[Start of DATASET ENTRIES]

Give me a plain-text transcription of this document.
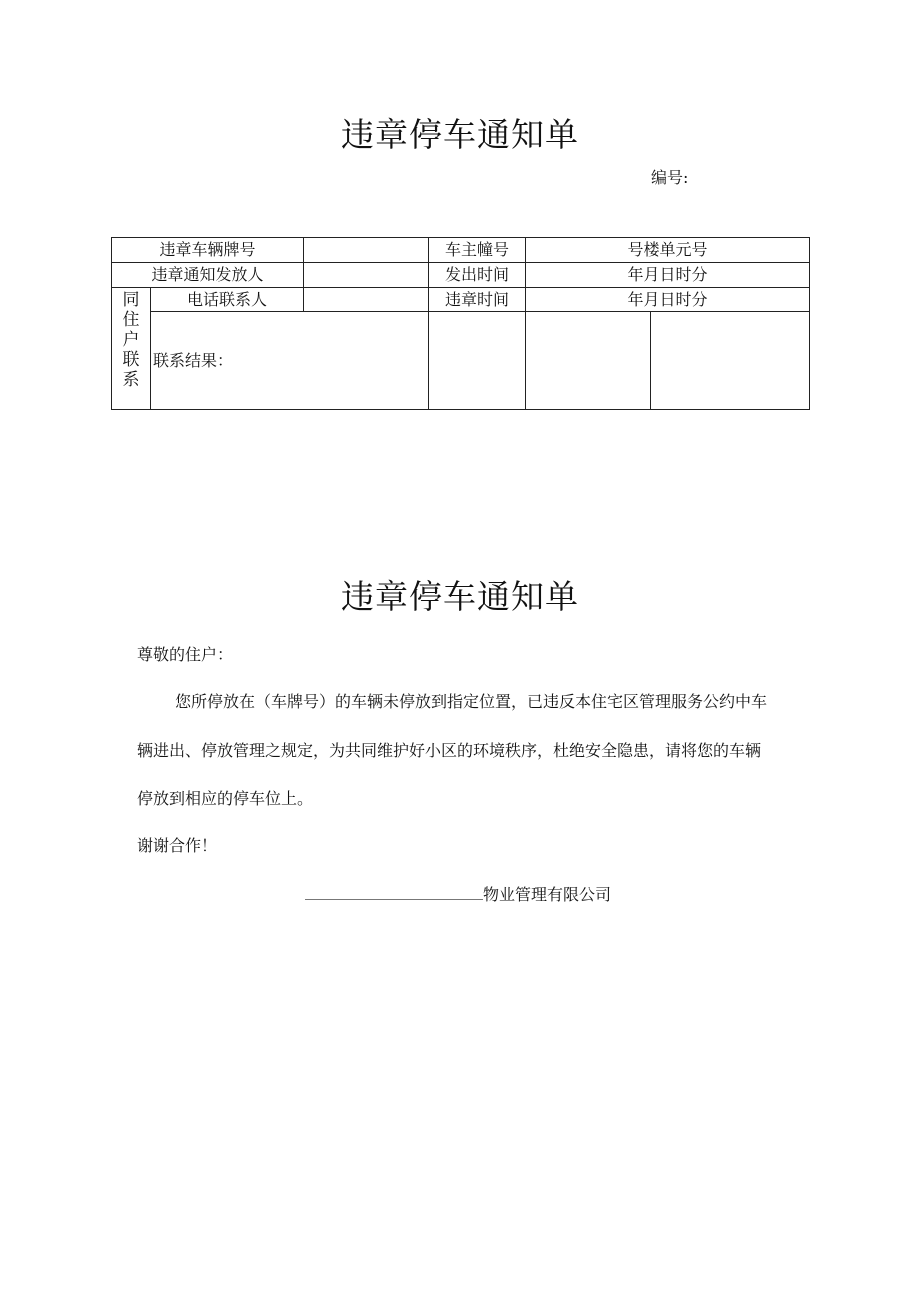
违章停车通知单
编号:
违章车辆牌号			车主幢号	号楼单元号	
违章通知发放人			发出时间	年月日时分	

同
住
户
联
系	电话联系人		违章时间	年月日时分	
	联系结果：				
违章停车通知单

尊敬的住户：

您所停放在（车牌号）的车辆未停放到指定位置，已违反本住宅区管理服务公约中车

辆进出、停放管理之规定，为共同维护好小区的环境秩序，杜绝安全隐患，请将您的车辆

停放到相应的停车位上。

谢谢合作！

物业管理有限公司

[End of DATASET ENTRIES]

> PROBLEM STATEMENT
Above are the records; reproduce them exactly and leave out the pictures.

> TASK SOLUTION
Give me a plain-text transcription of this document.
违章停车通知单
编号:
违章车辆牌号			车主幢号	号楼单元号	
违章通知发放人			发出时间	年月日时分	

同
住
户
联
系	电话联系人		违章时间	年月日时分	
	联系结果：				
违章停车通知单

尊敬的住户：

您所停放在（车牌号）的车辆未停放到指定位置，已违反本住宅区管理服务公约中车

辆进出、停放管理之规定，为共同维护好小区的环境秩序，杜绝安全隐患，请将您的车辆

停放到相应的停车位上。

谢谢合作！

物业管理有限公司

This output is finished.